<<<<

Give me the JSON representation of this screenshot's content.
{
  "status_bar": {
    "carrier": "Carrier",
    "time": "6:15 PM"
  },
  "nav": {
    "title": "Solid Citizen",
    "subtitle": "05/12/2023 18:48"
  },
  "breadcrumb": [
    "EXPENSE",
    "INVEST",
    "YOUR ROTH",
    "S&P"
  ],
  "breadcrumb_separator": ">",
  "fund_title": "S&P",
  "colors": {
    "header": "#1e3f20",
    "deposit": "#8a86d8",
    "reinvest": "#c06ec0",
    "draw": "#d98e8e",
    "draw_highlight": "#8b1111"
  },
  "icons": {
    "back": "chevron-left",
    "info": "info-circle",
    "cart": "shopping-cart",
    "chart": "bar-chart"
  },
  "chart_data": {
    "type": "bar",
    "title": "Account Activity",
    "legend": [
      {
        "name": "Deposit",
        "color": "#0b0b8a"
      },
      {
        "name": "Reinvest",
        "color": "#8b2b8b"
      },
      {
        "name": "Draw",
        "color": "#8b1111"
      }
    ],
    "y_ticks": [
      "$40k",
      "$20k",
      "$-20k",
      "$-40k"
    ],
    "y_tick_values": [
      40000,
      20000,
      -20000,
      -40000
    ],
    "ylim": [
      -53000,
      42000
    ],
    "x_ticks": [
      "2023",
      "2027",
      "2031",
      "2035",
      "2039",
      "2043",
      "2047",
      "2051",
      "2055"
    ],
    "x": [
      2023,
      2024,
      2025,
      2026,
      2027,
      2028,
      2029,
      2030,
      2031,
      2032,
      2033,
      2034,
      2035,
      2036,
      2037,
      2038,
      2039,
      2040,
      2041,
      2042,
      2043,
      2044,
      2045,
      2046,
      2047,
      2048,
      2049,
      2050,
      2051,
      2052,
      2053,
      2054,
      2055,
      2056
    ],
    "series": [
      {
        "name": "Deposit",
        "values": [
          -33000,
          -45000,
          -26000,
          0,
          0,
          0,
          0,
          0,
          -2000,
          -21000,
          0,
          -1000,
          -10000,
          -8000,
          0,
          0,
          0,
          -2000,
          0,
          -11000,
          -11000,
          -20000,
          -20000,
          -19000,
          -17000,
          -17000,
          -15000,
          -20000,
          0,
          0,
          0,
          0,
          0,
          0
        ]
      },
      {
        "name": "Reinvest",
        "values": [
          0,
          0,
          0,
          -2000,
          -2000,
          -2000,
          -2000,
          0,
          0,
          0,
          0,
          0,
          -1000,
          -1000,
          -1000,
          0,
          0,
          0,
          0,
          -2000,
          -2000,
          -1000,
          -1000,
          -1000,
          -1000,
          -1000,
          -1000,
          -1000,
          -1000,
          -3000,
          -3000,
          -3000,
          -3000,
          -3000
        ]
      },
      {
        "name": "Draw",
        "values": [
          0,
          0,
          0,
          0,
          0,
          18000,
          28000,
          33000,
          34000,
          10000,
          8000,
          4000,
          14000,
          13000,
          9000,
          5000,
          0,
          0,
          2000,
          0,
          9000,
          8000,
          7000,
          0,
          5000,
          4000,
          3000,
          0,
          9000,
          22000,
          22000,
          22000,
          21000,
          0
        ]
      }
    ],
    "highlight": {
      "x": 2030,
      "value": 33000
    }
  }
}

>>>>

GIVEN REQUEST:
Return all of the data word for word.

EXERCISE ANSWER:
Give me the JSON representation of this screenshot's content.
{
  "status_bar": {
    "carrier": "Carrier",
    "time": "6:15 PM"
  },
  "nav": {
    "title": "Solid Citizen",
    "subtitle": "05/12/2023 18:48"
  },
  "breadcrumb": [
    "EXPENSE",
    "INVEST",
    "YOUR ROTH",
    "S&P"
  ],
  "breadcrumb_separator": ">",
  "fund_title": "S&P",
  "colors": {
    "header": "#1e3f20",
    "deposit": "#8a86d8",
    "reinvest": "#c06ec0",
    "draw": "#d98e8e",
    "draw_highlight": "#8b1111"
  },
  "icons": {
    "back": "chevron-left",
    "info": "info-circle",
    "cart": "shopping-cart",
    "chart": "bar-chart"
  },
  "chart_data": {
    "type": "bar",
    "title": "Account Activity",
    "legend": [
      {
        "name": "Deposit",
        "color": "#0b0b8a"
      },
      {
        "name": "Reinvest",
        "color": "#8b2b8b"
      },
      {
        "name": "Draw",
        "color": "#8b1111"
      }
    ],
    "y_ticks": [
      "$40k",
      "$20k",
      "$-20k",
      "$-40k"
    ],
    "y_tick_values": [
      40000,
      20000,
      -20000,
      -40000
    ],
    "ylim": [
      -53000,
      42000
    ],
    "x_ticks": [
      "2023",
      "2027",
      "2031",
      "2035",
      "2039",
      "2043",
      "2047",
      "2051",
      "2055"
    ],
    "x": [
      2023,
      2024,
      2025,
      2026,
      2027,
      2028,
      2029,
      2030,
      2031,
      2032,
      2033,
      2034,
      2035,
      2036,
      2037,
      2038,
      2039,
      2040,
      2041,
      2042,
      2043,
      2044,
      2045,
      2046,
      2047,
      2048,
      2049,
      2050,
      2051,
      2052,
      2053,
      2054,
      2055,
      2056
    ],
    "series": [
      {
        "name": "Deposit",
        "values": [
          -33000,
          -45000,
          -26000,
          0,
          0,
          0,
          0,
          0,
          -2000,
          -21000,
          0,
          -1000,
          -10000,
          -8000,
          0,
          0,
          0,
          -2000,
          0,
          -11000,
          -11000,
          -20000,
          -20000,
          -19000,
          -17000,
          -17000,
          -15000,
          -20000,
          0,
          0,
          0,
          0,
          0,
          0
        ]
      },
      {
        "name": "Reinvest",
        "values": [
          0,
          0,
          0,
          -2000,
          -2000,
          -2000,
          -2000,
          0,
          0,
          0,
          0,
          0,
          -1000,
          -1000,
          -1000,
          0,
          0,
          0,
          0,
          -2000,
          -2000,
          -1000,
          -1000,
          -1000,
          -1000,
          -1000,
          -1000,
          -1000,
          -1000,
          -3000,
          -3000,
          -3000,
          -3000,
          -3000
        ]
      },
      {
        "name": "Draw",
        "values": [
          0,
          0,
          0,
          0,
          0,
          18000,
          28000,
          33000,
          34000,
          10000,
          8000,
          4000,
          14000,
          13000,
          9000,
          5000,
          0,
          0,
          2000,
          0,
          9000,
          8000,
          7000,
          0,
          5000,
          4000,
          3000,
          0,
          9000,
          22000,
          22000,
          22000,
          21000,
          0
        ]
      }
    ],
    "highlight": {
      "x": 2030,
      "value": 33000
    }
  }
}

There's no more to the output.